-- START OF Records for the task --
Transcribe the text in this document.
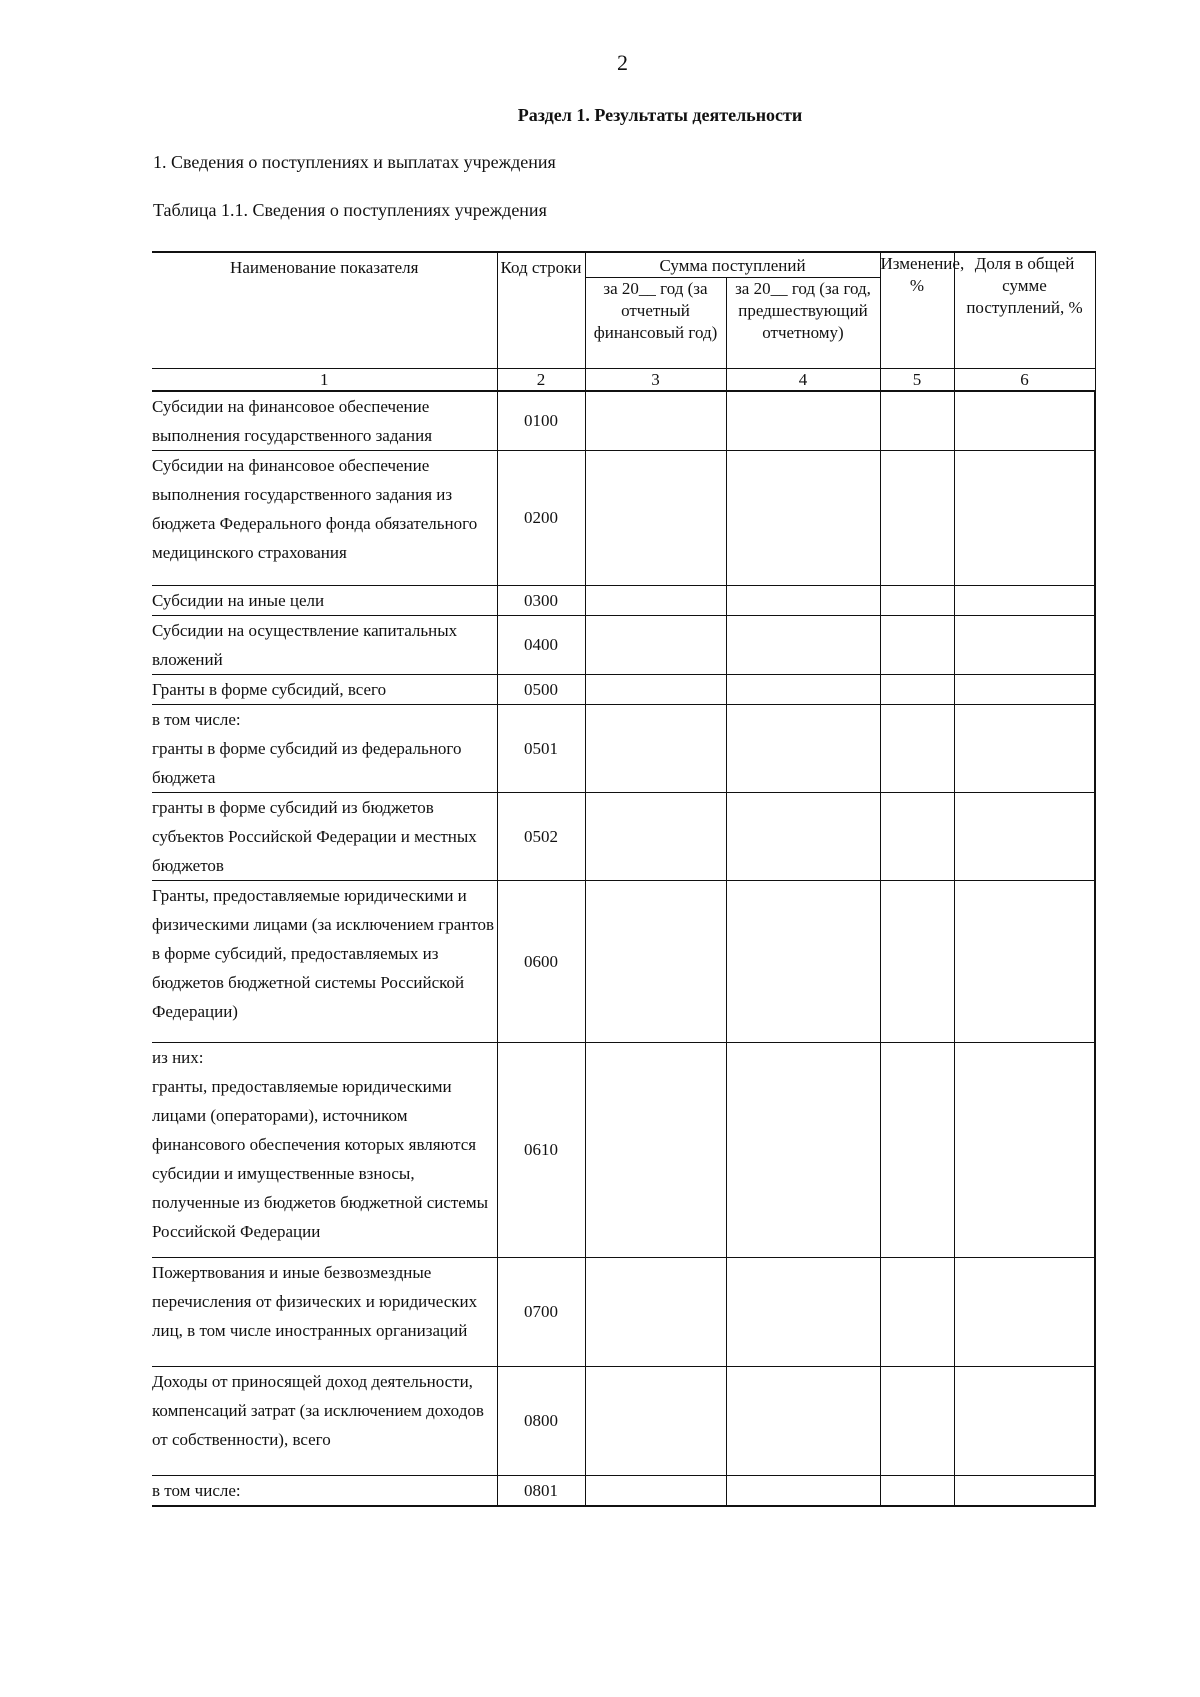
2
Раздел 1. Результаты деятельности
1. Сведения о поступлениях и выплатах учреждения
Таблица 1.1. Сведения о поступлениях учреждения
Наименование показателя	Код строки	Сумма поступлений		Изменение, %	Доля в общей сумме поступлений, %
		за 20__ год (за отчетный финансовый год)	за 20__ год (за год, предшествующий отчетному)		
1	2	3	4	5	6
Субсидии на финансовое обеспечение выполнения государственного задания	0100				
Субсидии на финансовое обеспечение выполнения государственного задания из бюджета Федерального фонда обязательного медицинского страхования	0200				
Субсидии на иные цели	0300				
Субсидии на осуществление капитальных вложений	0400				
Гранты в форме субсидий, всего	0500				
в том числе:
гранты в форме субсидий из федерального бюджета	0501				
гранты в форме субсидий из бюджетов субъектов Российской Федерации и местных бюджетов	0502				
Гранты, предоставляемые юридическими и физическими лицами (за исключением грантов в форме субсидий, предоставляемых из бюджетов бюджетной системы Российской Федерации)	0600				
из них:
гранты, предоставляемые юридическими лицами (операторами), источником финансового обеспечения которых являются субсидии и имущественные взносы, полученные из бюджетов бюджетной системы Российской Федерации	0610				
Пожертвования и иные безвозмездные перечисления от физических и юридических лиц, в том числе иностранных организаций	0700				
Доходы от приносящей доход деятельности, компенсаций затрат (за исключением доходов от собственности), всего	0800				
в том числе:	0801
-- END OF Records for the task --
_Written task_
Leave out the pictures and restate everything else word for word.

_Correct output_
Transcribe the text in this document.
2
Раздел 1. Результаты деятельности
1. Сведения о поступлениях и выплатах учреждения
Таблица 1.1. Сведения о поступлениях учреждения
Наименование показателя	Код строки	Сумма поступлений		Изменение, %	Доля в общей сумме поступлений, %
		за 20__ год (за отчетный финансовый год)	за 20__ год (за год, предшествующий отчетному)		
1	2	3	4	5	6
Субсидии на финансовое обеспечение выполнения государственного задания	0100				
Субсидии на финансовое обеспечение выполнения государственного задания из бюджета Федерального фонда обязательного медицинского страхования	0200				
Субсидии на иные цели	0300				
Субсидии на осуществление капитальных вложений	0400				
Гранты в форме субсидий, всего	0500				
в том числе:
гранты в форме субсидий из федерального бюджета	0501				
гранты в форме субсидий из бюджетов субъектов Российской Федерации и местных бюджетов	0502				
Гранты, предоставляемые юридическими и физическими лицами (за исключением грантов в форме субсидий, предоставляемых из бюджетов бюджетной системы Российской Федерации)	0600				
из них:
гранты, предоставляемые юридическими лицами (операторами), источником финансового обеспечения которых являются субсидии и имущественные взносы, полученные из бюджетов бюджетной системы Российской Федерации	0610				
Пожертвования и иные безвозмездные перечисления от физических и юридических лиц, в том числе иностранных организаций	0700				
Доходы от приносящей доход деятельности, компенсаций затрат (за исключением доходов от собственности), всего	0800				
в том числе:	0801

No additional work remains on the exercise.